** DATA SUPPLIED **
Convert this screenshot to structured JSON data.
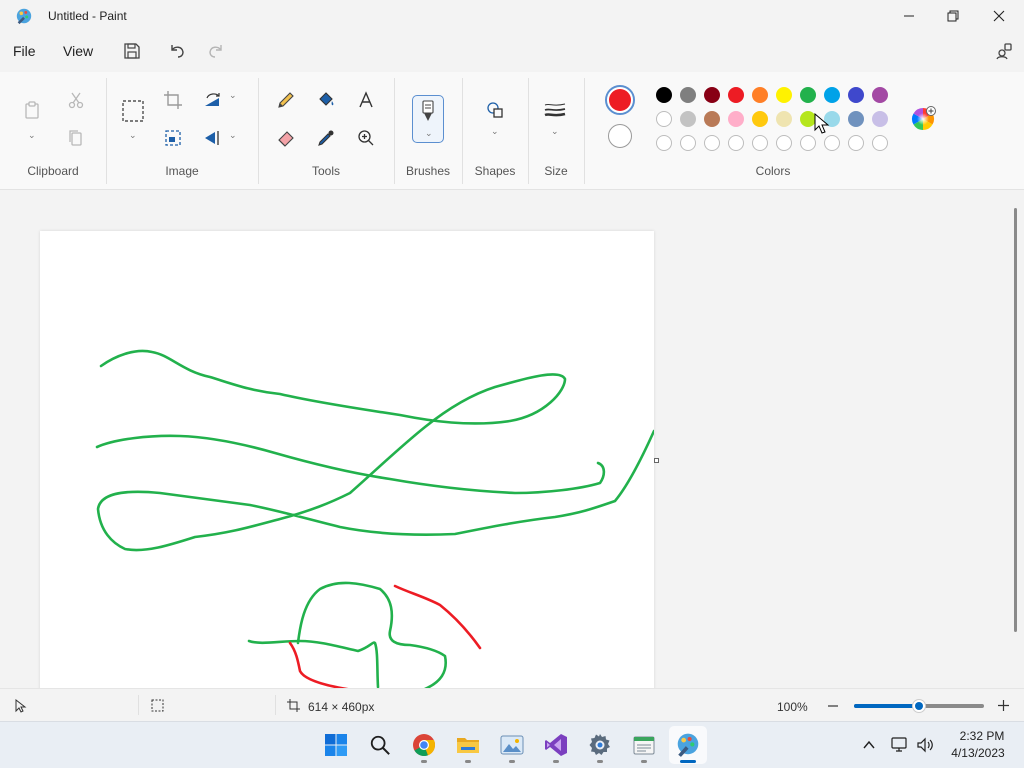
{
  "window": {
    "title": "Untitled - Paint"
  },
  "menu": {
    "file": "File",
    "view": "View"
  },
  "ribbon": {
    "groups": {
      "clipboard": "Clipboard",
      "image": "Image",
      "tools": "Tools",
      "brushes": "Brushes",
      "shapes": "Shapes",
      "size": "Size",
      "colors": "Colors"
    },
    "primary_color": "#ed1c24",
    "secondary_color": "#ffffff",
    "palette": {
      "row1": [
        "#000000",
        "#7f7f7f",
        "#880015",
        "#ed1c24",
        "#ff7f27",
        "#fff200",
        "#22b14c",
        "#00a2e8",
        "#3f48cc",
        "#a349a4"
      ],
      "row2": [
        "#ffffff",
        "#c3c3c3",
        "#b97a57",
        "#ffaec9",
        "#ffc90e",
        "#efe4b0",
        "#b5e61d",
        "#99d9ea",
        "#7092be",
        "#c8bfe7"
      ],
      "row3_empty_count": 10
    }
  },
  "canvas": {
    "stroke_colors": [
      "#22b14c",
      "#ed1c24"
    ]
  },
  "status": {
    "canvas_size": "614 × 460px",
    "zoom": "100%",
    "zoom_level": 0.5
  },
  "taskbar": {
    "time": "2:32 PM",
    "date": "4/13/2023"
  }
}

** PROBLEM DETAILS **
Write out the whole listing again, exactly, with no pictures.

** WRITTEN RESPONSE **
Convert this screenshot to structured JSON data.
{
  "window": {
    "title": "Untitled - Paint"
  },
  "menu": {
    "file": "File",
    "view": "View"
  },
  "ribbon": {
    "groups": {
      "clipboard": "Clipboard",
      "image": "Image",
      "tools": "Tools",
      "brushes": "Brushes",
      "shapes": "Shapes",
      "size": "Size",
      "colors": "Colors"
    },
    "primary_color": "#ed1c24",
    "secondary_color": "#ffffff",
    "palette": {
      "row1": [
        "#000000",
        "#7f7f7f",
        "#880015",
        "#ed1c24",
        "#ff7f27",
        "#fff200",
        "#22b14c",
        "#00a2e8",
        "#3f48cc",
        "#a349a4"
      ],
      "row2": [
        "#ffffff",
        "#c3c3c3",
        "#b97a57",
        "#ffaec9",
        "#ffc90e",
        "#efe4b0",
        "#b5e61d",
        "#99d9ea",
        "#7092be",
        "#c8bfe7"
      ],
      "row3_empty_count": 10
    }
  },
  "canvas": {
    "stroke_colors": [
      "#22b14c",
      "#ed1c24"
    ]
  },
  "status": {
    "canvas_size": "614 × 460px",
    "zoom": "100%",
    "zoom_level": 0.5
  },
  "taskbar": {
    "time": "2:32 PM",
    "date": "4/13/2023"
  }
}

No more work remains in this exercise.